::: Extracted information
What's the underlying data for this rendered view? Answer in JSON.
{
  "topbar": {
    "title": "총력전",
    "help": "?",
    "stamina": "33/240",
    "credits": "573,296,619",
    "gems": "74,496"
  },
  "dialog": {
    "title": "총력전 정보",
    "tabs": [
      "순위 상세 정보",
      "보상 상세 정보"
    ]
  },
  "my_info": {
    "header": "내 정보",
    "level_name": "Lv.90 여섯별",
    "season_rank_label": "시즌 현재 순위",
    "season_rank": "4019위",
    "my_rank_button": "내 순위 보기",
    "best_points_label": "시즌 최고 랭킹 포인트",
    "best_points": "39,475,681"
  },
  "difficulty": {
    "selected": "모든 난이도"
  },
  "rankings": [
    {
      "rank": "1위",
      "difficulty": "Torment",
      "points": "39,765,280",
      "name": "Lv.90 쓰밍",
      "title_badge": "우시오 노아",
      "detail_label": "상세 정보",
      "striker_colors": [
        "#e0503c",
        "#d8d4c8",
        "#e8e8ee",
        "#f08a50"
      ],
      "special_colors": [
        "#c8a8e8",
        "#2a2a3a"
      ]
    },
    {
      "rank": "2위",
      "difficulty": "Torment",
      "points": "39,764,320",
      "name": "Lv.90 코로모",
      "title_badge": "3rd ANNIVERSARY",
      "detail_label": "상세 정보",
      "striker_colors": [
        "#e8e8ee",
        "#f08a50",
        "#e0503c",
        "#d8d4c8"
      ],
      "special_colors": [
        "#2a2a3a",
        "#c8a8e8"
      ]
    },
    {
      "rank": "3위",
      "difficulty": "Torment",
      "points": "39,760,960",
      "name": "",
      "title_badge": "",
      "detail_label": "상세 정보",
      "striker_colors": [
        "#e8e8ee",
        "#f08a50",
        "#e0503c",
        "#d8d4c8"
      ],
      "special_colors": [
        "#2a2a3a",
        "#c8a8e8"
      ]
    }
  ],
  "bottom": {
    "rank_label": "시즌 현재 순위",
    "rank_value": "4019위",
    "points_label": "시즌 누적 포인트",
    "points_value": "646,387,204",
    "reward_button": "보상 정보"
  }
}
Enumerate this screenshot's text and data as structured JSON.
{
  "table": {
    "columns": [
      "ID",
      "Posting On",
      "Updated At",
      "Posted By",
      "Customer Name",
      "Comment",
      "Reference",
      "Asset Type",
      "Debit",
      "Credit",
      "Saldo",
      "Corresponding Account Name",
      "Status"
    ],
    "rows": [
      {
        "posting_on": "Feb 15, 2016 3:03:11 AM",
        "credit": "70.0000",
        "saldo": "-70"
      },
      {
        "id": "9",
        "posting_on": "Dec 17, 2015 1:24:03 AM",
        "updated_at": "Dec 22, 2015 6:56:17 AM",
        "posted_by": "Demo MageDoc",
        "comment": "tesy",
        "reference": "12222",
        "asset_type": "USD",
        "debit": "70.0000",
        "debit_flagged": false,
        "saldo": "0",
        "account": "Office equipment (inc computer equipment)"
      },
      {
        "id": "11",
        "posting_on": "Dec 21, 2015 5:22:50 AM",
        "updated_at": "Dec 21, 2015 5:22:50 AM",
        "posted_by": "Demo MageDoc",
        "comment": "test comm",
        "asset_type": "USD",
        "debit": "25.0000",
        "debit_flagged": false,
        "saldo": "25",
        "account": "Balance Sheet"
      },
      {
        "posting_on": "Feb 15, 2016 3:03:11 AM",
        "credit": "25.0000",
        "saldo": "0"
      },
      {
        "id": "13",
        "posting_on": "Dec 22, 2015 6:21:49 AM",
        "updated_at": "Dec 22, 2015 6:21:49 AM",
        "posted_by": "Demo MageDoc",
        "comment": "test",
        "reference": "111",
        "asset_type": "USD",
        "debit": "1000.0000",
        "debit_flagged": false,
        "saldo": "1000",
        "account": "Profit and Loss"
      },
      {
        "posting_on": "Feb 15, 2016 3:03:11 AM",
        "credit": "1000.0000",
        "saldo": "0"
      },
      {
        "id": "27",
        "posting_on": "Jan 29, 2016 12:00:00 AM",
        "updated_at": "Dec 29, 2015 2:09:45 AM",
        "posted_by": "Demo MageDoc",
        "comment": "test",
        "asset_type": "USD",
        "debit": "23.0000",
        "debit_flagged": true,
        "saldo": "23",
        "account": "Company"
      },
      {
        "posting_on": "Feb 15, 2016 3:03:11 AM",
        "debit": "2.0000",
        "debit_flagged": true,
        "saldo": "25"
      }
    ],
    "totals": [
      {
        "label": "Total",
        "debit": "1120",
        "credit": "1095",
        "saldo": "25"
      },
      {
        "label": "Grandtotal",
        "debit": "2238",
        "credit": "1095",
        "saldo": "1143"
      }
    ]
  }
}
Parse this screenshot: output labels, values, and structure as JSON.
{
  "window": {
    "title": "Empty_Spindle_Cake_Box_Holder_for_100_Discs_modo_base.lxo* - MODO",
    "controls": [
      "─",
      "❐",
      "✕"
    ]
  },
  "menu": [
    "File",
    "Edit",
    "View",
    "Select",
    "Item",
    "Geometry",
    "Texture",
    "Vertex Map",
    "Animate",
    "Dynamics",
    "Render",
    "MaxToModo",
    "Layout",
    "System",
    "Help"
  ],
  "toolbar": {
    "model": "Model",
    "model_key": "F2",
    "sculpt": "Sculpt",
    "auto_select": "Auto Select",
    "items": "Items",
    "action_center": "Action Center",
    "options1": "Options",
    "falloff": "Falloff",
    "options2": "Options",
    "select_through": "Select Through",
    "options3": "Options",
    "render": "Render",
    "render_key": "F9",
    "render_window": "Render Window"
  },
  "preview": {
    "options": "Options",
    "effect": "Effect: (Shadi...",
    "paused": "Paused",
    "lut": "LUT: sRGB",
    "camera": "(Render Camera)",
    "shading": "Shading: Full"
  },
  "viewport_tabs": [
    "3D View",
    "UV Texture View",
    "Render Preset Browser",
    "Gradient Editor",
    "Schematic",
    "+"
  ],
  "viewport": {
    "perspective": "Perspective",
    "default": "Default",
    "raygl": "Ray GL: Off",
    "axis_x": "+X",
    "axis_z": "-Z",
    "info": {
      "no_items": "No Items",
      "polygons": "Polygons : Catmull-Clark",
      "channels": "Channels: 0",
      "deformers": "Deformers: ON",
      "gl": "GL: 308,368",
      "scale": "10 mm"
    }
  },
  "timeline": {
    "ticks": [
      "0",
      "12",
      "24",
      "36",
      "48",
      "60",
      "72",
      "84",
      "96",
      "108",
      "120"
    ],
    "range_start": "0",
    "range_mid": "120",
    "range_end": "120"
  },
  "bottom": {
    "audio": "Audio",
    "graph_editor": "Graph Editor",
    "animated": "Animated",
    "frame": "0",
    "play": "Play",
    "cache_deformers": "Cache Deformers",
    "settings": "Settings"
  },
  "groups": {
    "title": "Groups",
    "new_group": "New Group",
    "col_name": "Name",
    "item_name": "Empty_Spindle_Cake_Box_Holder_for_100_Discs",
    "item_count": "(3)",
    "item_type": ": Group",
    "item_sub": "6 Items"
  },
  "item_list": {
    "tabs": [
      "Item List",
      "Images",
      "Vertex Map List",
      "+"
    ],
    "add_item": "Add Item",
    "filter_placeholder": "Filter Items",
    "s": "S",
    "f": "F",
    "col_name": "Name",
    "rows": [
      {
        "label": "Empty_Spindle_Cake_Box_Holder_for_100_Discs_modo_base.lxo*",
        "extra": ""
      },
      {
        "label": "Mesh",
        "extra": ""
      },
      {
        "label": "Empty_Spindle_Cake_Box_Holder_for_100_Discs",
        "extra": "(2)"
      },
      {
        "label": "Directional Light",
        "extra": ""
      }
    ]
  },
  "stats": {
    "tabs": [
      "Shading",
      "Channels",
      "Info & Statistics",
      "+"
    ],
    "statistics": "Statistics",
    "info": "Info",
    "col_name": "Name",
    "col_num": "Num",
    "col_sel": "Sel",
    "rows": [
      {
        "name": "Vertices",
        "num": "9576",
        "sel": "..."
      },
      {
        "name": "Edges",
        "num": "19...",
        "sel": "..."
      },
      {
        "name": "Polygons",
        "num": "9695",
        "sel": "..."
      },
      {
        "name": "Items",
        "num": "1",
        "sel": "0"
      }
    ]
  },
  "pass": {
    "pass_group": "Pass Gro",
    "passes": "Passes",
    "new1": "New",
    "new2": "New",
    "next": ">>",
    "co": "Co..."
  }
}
::::::
What the task requires -
Gather each line in these records that contains the string "Polygons".

Full answer -
      "polygons": "Polygons : Catmull-Clark",
        "name": "Polygons",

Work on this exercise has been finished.